■ The request ■
For each line that holds "entrée", copy the line out.

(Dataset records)
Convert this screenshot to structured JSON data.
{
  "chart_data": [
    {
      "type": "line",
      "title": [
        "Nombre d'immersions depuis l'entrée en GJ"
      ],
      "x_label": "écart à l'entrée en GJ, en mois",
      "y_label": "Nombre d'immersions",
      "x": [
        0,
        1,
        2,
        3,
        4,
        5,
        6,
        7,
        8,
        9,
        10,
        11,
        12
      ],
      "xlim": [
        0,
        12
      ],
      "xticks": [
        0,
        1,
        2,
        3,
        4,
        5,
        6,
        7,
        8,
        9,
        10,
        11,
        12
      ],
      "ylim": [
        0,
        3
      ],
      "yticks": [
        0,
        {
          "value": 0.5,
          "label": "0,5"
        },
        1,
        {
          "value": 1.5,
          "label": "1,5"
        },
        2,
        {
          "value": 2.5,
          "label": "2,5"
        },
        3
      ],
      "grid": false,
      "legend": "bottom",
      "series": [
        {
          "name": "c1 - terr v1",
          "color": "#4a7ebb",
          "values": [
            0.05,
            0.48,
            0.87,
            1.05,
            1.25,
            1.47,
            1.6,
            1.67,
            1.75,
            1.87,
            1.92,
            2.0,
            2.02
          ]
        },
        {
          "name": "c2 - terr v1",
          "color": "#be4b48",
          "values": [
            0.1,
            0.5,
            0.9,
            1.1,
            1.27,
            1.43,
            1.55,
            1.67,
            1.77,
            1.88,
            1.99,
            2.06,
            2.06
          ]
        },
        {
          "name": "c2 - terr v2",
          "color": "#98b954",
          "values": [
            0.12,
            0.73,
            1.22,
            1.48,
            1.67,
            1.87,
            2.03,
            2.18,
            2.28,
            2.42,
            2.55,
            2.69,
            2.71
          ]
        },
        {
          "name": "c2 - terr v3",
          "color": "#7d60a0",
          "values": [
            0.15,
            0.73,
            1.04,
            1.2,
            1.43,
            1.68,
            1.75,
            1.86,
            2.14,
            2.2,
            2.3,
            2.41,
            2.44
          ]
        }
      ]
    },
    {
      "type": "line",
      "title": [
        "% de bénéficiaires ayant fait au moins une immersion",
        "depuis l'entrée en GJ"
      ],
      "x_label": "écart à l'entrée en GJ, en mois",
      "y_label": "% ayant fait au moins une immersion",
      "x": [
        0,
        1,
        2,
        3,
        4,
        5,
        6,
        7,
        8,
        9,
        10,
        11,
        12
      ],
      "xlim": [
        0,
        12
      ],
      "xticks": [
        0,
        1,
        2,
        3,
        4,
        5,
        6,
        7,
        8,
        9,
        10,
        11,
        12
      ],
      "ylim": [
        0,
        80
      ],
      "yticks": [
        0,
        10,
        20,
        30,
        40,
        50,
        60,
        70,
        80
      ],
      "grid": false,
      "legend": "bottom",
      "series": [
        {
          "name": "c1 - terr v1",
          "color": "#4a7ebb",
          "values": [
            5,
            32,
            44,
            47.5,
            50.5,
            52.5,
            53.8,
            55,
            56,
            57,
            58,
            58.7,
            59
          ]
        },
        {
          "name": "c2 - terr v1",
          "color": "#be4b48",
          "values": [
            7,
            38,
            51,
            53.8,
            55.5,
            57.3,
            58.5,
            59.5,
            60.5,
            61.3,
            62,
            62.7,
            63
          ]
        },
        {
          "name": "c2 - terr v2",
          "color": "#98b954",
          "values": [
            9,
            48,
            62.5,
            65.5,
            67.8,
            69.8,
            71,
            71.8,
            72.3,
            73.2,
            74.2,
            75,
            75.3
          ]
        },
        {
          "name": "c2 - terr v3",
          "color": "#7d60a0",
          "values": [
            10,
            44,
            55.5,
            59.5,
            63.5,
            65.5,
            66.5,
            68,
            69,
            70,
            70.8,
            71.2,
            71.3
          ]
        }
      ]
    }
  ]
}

■ Result below ■
        "Nombre d'immersions depuis l'entrée en GJ"
      "x_label": "écart à l'entrée en GJ, en mois",
        "depuis l'entrée en GJ"
      "x_label": "écart à l'entrée en GJ, en mois",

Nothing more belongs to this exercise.